*What is asked*
Each record below is to be reproduced without any change.

(Data excerpts)
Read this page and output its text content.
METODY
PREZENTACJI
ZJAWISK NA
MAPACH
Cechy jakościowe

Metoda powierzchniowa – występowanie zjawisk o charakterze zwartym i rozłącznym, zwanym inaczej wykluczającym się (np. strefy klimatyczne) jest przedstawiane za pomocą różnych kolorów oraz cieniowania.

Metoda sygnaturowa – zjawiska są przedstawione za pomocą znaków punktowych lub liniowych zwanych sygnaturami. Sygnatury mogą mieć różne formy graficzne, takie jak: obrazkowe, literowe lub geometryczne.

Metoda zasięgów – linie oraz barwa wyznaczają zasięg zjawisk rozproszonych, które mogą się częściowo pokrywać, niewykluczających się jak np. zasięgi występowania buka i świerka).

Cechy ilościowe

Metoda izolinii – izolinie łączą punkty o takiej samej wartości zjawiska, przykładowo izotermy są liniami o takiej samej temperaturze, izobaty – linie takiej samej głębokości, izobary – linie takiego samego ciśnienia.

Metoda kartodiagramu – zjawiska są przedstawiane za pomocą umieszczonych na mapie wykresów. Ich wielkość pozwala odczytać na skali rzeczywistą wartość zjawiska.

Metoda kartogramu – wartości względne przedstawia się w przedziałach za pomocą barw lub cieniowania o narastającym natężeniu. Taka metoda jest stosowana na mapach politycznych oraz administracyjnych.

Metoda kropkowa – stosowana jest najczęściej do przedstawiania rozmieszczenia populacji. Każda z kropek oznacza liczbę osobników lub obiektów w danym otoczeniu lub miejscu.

*Task result*
Read this page and output its text content.
METODY
PREZENTACJI
ZJAWISK NA
MAPACH
Cechy jakościowe

Metoda powierzchniowa – występowanie zjawisk o charakterze zwartym i rozłącznym, zwanym inaczej wykluczającym się (np. strefy klimatyczne) jest przedstawiane za pomocą różnych kolorów oraz cieniowania.

Metoda sygnaturowa – zjawiska są przedstawione za pomocą znaków punktowych lub liniowych zwanych sygnaturami. Sygnatury mogą mieć różne formy graficzne, takie jak: obrazkowe, literowe lub geometryczne.

Metoda zasięgów – linie oraz barwa wyznaczają zasięg zjawisk rozproszonych, które mogą się częściowo pokrywać, niewykluczających się jak np. zasięgi występowania buka i świerka).

Cechy ilościowe

Metoda izolinii – izolinie łączą punkty o takiej samej wartości zjawiska, przykładowo izotermy są liniami o takiej samej temperaturze, izobaty – linie takiej samej głębokości, izobary – linie takiego samego ciśnienia.

Metoda kartodiagramu – zjawiska są przedstawiane za pomocą umieszczonych na mapie wykresów. Ich wielkość pozwala odczytać na skali rzeczywistą wartość zjawiska.

Metoda kartogramu – wartości względne przedstawia się w przedziałach za pomocą barw lub cieniowania o narastającym natężeniu. Taka metoda jest stosowana na mapach politycznych oraz administracyjnych.

Metoda kropkowa – stosowana jest najczęściej do przedstawiania rozmieszczenia populacji. Każda z kropek oznacza liczbę osobników lub obiektów w danym otoczeniu lub miejscu.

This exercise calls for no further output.